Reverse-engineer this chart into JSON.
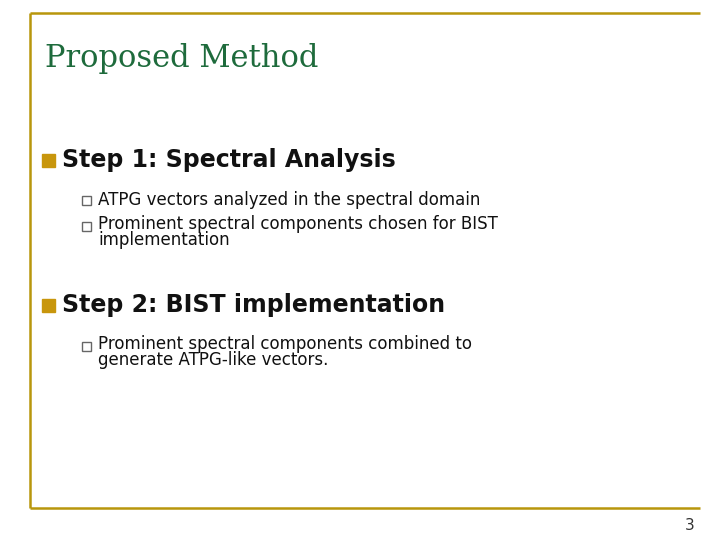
{
  "title": "Proposed Method",
  "title_color": "#1E6B3C",
  "title_fontsize": 22,
  "background_color": "#FFFFFF",
  "border_color": "#B8960C",
  "step1_text": "Step 1: Spectral Analysis",
  "step1_fontsize": 17,
  "step_bullet_color": "#C8960C",
  "sub1a": "ATPG vectors analyzed in the spectral domain",
  "sub1b_line1": "Prominent spectral components chosen for BIST",
  "sub1b_line2": "implementation",
  "step2_text": "Step 2: BIST implementation",
  "step2_fontsize": 17,
  "sub2a_line1": "Prominent spectral components combined to",
  "sub2a_line2": "generate ATPG-like vectors.",
  "sub_fontsize": 12,
  "page_number": "3",
  "page_number_fontsize": 11
}
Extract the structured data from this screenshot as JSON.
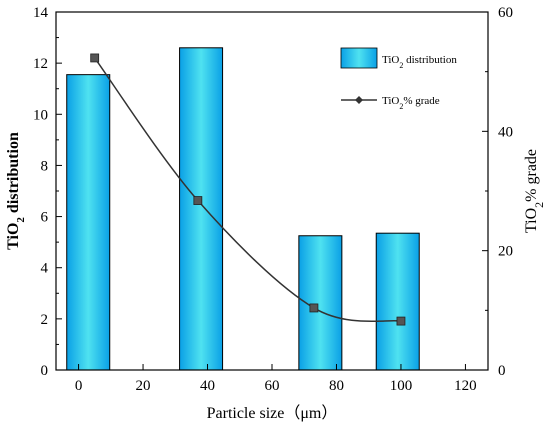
{
  "chart_data": {
    "type": "bar+line",
    "x_axis": {
      "label": "Particle size（μm）",
      "range": [
        -7,
        127
      ],
      "ticks": [
        0,
        20,
        40,
        60,
        80,
        100,
        120
      ]
    },
    "y_axis_left": {
      "label_main": "TiO",
      "label_sub": "2",
      "label_rest": " distribution",
      "range": [
        0,
        14
      ],
      "ticks": [
        0,
        2,
        4,
        6,
        8,
        10,
        12,
        14
      ]
    },
    "y_axis_right": {
      "label_main": "TiO",
      "label_sub": "2",
      "label_rest": "% grade",
      "range": [
        0,
        60
      ],
      "ticks": [
        0,
        20,
        40,
        60
      ]
    },
    "bars": {
      "name_main": "TiO",
      "name_sub": "2",
      "name_rest": " distribution",
      "x": [
        3,
        38,
        75,
        99
      ],
      "values": [
        11.55,
        12.6,
        5.25,
        5.35
      ],
      "color_dark": "#0aa0e6",
      "color_light": "#4fe2f0"
    },
    "line": {
      "name_main": "TiO",
      "name_sub": "2",
      "name_rest": "%  grade",
      "x": [
        5,
        37,
        73,
        100
      ],
      "values": [
        52.3,
        28.4,
        10.4,
        8.2
      ],
      "color": "#333333"
    },
    "grid": false,
    "legend_position": "top-right"
  }
}
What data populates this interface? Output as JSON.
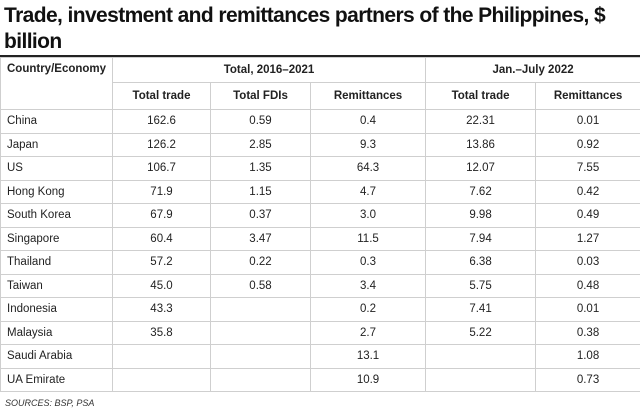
{
  "header": {
    "title": "Trade, investment and remittances partners of the Philippines, $ billion"
  },
  "table": {
    "group_headers": [
      "Country/Economy",
      "Total, 2016–2021",
      "Jan.–July 2022"
    ],
    "columns": [
      "Total trade",
      "Total FDIs",
      "Remittances",
      "Total trade",
      "Remittances"
    ],
    "rows": [
      [
        "China",
        "162.6",
        "0.59",
        "0.4",
        "22.31",
        "0.01"
      ],
      [
        "Japan",
        "126.2",
        "2.85",
        "9.3",
        "13.86",
        "0.92"
      ],
      [
        "US",
        "106.7",
        "1.35",
        "64.3",
        "12.07",
        "7.55"
      ],
      [
        "Hong Kong",
        "71.9",
        "1.15",
        "4.7",
        "7.62",
        "0.42"
      ],
      [
        "South Korea",
        "67.9",
        "0.37",
        "3.0",
        "9.98",
        "0.49"
      ],
      [
        "Singapore",
        "60.4",
        "3.47",
        "11.5",
        "7.94",
        "1.27"
      ],
      [
        "Thailand",
        "57.2",
        "0.22",
        "0.3",
        "6.38",
        "0.03"
      ],
      [
        "Taiwan",
        "45.0",
        "0.58",
        "3.4",
        "5.75",
        "0.48"
      ],
      [
        "Indonesia",
        "43.3",
        null,
        "0.2",
        "7.41",
        "0.01"
      ],
      [
        "Malaysia",
        "35.8",
        null,
        "2.7",
        "5.22",
        "0.38"
      ],
      [
        "Saudi Arabia",
        null,
        null,
        "13.1",
        null,
        "1.08"
      ],
      [
        "UA Emirate",
        null,
        null,
        "10.9",
        null,
        "0.73"
      ]
    ]
  },
  "footer": {
    "source": "SOURCES: BSP, PSA"
  }
}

---*---

Select every line in the material above where the string "JSON" occurs, and copy it.

Reverse-engineer this chart into JSON.
Extract the structured data from this screenshot as JSON.
What data populates this interface? Output as JSON.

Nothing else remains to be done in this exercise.